▶ [WHAT YOU WILL DO]: Your task is to output the entries below word for word.

(Extracts from a graphics dataset)

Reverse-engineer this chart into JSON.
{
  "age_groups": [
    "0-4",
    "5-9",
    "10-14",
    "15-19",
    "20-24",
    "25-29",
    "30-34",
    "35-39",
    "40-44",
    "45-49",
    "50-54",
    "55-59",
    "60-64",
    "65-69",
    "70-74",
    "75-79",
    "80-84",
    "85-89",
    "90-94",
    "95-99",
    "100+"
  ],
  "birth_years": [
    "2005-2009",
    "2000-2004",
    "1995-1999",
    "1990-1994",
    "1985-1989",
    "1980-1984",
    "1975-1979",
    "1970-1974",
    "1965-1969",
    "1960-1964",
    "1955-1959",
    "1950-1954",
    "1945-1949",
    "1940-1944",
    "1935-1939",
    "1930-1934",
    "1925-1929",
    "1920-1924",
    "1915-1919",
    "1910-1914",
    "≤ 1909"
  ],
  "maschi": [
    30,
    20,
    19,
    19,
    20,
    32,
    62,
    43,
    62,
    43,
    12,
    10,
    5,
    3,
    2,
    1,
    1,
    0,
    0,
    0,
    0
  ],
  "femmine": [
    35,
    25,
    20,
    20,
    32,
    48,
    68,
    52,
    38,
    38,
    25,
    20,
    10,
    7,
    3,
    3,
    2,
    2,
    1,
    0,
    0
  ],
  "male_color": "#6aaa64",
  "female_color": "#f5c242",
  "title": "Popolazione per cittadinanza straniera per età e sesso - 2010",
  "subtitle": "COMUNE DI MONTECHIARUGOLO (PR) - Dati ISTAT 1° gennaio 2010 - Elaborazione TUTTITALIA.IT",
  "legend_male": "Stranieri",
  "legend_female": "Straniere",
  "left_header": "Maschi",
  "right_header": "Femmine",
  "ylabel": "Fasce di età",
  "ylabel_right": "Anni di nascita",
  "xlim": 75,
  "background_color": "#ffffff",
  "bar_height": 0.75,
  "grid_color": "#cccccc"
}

▶ [RESPONSE TO THIS EXERCISE]:
Reverse-engineer this chart into JSON.
{
  "age_groups": [
    "0-4",
    "5-9",
    "10-14",
    "15-19",
    "20-24",
    "25-29",
    "30-34",
    "35-39",
    "40-44",
    "45-49",
    "50-54",
    "55-59",
    "60-64",
    "65-69",
    "70-74",
    "75-79",
    "80-84",
    "85-89",
    "90-94",
    "95-99",
    "100+"
  ],
  "birth_years": [
    "2005-2009",
    "2000-2004",
    "1995-1999",
    "1990-1994",
    "1985-1989",
    "1980-1984",
    "1975-1979",
    "1970-1974",
    "1965-1969",
    "1960-1964",
    "1955-1959",
    "1950-1954",
    "1945-1949",
    "1940-1944",
    "1935-1939",
    "1930-1934",
    "1925-1929",
    "1920-1924",
    "1915-1919",
    "1910-1914",
    "≤ 1909"
  ],
  "maschi": [
    30,
    20,
    19,
    19,
    20,
    32,
    62,
    43,
    62,
    43,
    12,
    10,
    5,
    3,
    2,
    1,
    1,
    0,
    0,
    0,
    0
  ],
  "femmine": [
    35,
    25,
    20,
    20,
    32,
    48,
    68,
    52,
    38,
    38,
    25,
    20,
    10,
    7,
    3,
    3,
    2,
    2,
    1,
    0,
    0
  ],
  "male_color": "#6aaa64",
  "female_color": "#f5c242",
  "title": "Popolazione per cittadinanza straniera per età e sesso - 2010",
  "subtitle": "COMUNE DI MONTECHIARUGOLO (PR) - Dati ISTAT 1° gennaio 2010 - Elaborazione TUTTITALIA.IT",
  "legend_male": "Stranieri",
  "legend_female": "Straniere",
  "left_header": "Maschi",
  "right_header": "Femmine",
  "ylabel": "Fasce di età",
  "ylabel_right": "Anni di nascita",
  "xlim": 75,
  "background_color": "#ffffff",
  "bar_height": 0.75,
  "grid_color": "#cccccc"
}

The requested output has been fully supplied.